• [Exercise goal]
Count up the lines in the following listing that hold the word "colormap", then give only that count.

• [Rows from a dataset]
◇ ◇ ◇ ◇ ◇

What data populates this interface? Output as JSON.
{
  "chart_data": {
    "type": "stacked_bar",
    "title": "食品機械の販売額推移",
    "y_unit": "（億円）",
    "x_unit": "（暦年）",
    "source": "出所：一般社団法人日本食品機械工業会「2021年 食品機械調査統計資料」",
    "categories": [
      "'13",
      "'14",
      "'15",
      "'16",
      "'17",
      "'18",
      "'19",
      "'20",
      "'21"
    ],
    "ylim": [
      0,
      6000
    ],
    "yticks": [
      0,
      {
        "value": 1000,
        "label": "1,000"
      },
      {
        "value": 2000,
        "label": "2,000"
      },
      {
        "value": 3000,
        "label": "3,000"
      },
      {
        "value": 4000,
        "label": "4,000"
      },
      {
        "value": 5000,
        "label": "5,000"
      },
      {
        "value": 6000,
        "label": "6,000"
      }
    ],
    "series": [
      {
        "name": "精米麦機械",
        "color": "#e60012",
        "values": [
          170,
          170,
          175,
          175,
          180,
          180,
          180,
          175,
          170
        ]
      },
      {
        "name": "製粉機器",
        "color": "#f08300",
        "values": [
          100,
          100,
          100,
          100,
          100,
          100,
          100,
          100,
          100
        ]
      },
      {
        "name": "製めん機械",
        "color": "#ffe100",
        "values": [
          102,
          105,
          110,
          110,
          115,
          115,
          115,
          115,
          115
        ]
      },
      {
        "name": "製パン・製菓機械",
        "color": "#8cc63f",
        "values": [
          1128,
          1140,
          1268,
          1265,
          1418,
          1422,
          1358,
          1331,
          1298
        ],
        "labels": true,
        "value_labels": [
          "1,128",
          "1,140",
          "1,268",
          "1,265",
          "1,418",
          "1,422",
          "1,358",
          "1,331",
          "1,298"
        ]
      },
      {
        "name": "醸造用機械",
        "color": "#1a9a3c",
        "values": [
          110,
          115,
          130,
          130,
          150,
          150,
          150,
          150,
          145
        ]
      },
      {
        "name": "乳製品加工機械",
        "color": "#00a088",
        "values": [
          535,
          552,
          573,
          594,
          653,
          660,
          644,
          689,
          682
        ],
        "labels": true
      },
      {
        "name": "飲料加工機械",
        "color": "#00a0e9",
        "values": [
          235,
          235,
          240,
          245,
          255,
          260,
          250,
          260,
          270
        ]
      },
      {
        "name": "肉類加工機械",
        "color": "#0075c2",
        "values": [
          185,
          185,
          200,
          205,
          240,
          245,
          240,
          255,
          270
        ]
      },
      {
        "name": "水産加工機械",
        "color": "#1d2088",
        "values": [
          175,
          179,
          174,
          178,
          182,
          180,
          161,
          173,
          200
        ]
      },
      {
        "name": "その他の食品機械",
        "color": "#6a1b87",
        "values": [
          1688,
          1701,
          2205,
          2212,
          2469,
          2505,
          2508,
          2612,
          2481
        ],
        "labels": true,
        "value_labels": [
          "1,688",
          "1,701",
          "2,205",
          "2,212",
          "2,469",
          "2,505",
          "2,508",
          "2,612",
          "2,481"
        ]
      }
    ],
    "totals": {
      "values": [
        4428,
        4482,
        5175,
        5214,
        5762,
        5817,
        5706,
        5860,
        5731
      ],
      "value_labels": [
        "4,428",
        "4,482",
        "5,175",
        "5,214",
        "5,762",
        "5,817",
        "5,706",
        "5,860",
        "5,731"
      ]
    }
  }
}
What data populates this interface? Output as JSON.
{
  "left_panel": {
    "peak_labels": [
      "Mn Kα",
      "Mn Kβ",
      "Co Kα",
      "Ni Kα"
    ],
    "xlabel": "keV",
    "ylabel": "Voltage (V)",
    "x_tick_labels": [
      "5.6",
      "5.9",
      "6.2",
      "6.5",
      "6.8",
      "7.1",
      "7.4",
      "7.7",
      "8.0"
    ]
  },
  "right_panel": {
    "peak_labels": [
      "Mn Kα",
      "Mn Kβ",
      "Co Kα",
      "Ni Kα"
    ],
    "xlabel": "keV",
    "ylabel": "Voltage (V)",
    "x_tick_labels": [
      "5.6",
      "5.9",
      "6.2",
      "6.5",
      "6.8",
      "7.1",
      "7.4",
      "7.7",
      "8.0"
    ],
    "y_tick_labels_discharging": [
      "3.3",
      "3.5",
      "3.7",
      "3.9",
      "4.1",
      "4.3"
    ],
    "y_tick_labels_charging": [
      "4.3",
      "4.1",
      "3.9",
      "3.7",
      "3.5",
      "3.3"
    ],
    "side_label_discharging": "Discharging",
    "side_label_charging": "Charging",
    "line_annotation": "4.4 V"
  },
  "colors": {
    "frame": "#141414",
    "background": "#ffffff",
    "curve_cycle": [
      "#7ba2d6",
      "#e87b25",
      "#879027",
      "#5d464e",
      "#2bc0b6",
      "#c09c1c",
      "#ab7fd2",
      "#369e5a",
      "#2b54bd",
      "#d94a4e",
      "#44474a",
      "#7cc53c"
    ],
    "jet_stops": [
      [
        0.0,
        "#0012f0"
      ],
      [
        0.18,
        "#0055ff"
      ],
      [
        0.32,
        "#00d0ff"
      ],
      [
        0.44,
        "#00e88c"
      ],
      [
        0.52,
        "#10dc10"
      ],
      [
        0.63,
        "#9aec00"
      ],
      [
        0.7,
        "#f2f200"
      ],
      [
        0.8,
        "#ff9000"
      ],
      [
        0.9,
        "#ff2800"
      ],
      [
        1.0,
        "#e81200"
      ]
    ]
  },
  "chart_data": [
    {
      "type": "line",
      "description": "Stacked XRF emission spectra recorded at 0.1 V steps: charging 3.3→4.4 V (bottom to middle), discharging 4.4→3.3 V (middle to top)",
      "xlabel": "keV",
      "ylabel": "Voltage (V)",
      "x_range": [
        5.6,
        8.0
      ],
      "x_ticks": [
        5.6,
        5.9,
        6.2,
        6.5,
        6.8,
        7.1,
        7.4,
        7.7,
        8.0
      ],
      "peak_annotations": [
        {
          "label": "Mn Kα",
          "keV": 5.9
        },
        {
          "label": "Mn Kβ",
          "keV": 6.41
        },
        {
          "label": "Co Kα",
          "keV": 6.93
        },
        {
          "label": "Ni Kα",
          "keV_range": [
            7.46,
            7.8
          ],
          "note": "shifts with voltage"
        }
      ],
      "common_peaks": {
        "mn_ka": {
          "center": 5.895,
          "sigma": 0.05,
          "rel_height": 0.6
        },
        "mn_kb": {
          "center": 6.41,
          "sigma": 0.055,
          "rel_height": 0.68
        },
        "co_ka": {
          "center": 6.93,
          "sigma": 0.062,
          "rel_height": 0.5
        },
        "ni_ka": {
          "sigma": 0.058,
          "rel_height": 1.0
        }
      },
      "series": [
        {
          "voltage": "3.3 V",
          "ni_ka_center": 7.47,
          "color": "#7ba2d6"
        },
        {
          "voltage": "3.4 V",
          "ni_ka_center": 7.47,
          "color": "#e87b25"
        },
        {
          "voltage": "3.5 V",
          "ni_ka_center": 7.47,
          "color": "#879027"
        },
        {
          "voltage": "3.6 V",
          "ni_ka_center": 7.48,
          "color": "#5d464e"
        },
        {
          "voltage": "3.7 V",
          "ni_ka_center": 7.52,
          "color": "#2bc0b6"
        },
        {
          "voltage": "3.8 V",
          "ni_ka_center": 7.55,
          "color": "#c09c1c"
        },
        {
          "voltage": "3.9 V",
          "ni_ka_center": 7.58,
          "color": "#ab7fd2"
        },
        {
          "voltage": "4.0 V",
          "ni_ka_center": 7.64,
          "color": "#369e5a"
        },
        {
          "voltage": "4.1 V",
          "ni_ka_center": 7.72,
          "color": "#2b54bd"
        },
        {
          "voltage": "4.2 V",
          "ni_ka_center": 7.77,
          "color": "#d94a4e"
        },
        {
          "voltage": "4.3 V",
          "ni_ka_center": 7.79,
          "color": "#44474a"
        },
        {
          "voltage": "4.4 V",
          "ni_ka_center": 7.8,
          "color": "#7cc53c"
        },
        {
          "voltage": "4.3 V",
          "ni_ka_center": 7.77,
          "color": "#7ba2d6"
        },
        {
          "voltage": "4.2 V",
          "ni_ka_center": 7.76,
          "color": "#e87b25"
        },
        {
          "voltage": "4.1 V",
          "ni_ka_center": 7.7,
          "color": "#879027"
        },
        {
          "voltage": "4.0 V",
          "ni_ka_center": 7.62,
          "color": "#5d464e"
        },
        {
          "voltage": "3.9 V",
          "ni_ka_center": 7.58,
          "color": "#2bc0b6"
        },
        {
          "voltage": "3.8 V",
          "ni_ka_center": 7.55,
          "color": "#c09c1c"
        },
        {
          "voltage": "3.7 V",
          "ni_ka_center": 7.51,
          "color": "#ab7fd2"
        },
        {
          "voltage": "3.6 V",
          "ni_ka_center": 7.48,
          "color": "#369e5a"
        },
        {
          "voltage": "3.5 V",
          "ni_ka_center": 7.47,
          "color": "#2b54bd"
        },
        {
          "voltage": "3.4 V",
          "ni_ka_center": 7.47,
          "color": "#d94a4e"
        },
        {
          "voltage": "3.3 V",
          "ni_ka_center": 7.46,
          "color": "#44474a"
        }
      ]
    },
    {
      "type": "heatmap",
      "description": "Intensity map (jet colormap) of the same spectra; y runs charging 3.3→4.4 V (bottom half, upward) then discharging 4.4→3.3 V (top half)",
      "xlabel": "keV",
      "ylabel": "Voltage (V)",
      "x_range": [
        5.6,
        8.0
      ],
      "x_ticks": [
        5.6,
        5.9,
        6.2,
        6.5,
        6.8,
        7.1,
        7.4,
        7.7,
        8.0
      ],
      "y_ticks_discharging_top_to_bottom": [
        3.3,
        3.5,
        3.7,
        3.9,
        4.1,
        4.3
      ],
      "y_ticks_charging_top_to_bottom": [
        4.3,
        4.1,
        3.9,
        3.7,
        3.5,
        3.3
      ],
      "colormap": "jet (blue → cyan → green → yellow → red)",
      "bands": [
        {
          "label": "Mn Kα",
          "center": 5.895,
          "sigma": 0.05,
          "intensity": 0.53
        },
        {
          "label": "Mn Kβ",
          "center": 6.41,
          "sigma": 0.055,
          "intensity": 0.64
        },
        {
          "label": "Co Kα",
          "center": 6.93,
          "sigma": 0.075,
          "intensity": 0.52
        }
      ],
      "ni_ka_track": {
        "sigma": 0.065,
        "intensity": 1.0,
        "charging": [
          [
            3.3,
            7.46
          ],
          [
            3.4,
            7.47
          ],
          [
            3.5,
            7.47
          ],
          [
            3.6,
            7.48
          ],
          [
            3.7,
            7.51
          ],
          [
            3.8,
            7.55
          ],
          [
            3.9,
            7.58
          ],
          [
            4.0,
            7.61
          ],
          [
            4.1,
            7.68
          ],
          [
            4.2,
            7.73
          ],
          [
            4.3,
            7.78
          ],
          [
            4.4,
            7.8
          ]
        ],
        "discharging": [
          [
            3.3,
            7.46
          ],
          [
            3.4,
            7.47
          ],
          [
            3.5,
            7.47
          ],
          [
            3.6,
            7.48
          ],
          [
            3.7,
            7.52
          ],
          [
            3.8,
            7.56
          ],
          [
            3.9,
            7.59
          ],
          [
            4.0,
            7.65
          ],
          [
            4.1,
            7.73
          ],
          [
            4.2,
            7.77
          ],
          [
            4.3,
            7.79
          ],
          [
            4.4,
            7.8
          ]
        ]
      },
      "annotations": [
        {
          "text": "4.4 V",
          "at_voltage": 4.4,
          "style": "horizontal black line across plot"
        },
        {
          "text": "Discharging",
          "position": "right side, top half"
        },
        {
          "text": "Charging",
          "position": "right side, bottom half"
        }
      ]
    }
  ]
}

◇ ◇ ◇ ◇ ◇

• [Problem solution]
2